■ **Required task**: Quote all entries in full, exactly.

Collection entries
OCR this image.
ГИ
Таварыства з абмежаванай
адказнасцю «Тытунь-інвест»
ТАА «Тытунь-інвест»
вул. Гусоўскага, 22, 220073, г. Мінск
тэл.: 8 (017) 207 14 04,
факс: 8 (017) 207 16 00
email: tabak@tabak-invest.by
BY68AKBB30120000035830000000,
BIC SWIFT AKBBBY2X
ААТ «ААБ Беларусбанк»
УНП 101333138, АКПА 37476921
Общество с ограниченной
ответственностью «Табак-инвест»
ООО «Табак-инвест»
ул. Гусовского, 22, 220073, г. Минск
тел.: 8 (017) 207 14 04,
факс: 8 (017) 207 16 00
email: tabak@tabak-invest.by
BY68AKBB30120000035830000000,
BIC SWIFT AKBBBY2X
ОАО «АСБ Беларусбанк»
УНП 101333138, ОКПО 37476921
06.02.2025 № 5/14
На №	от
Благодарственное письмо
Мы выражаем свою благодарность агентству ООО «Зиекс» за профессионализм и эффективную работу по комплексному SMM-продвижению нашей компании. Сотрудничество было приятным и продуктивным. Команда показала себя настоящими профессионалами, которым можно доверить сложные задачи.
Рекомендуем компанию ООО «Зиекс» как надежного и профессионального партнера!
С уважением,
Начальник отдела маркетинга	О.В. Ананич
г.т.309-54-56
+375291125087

■ **Correct response**:
OCR this image.
ГИ
Таварыства з абмежаванай
адказнасцю «Тытунь-інвест»
ТАА «Тытунь-інвест»
вул. Гусоўскага, 22, 220073, г. Мінск
тэл.: 8 (017) 207 14 04,
факс: 8 (017) 207 16 00
email: tabak@tabak-invest.by
BY68AKBB30120000035830000000,
BIC SWIFT AKBBBY2X
ААТ «ААБ Беларусбанк»
УНП 101333138, АКПА 37476921
Общество с ограниченной
ответственностью «Табак-инвест»
ООО «Табак-инвест»
ул. Гусовского, 22, 220073, г. Минск
тел.: 8 (017) 207 14 04,
факс: 8 (017) 207 16 00
email: tabak@tabak-invest.by
BY68AKBB30120000035830000000,
BIC SWIFT AKBBBY2X
ОАО «АСБ Беларусбанк»
УНП 101333138, ОКПО 37476921
06.02.2025 № 5/14
На №	от
Благодарственное письмо
Мы выражаем свою благодарность агентству ООО «Зиекс» за профессионализм и эффективную работу по комплексному SMM-продвижению нашей компании. Сотрудничество было приятным и продуктивным. Команда показала себя настоящими профессионалами, которым можно доверить сложные задачи.
Рекомендуем компанию ООО «Зиекс» как надежного и профессионального партнера!
С уважением,
Начальник отдела маркетинга	О.В. Ананич
г.т.309-54-56
+375291125087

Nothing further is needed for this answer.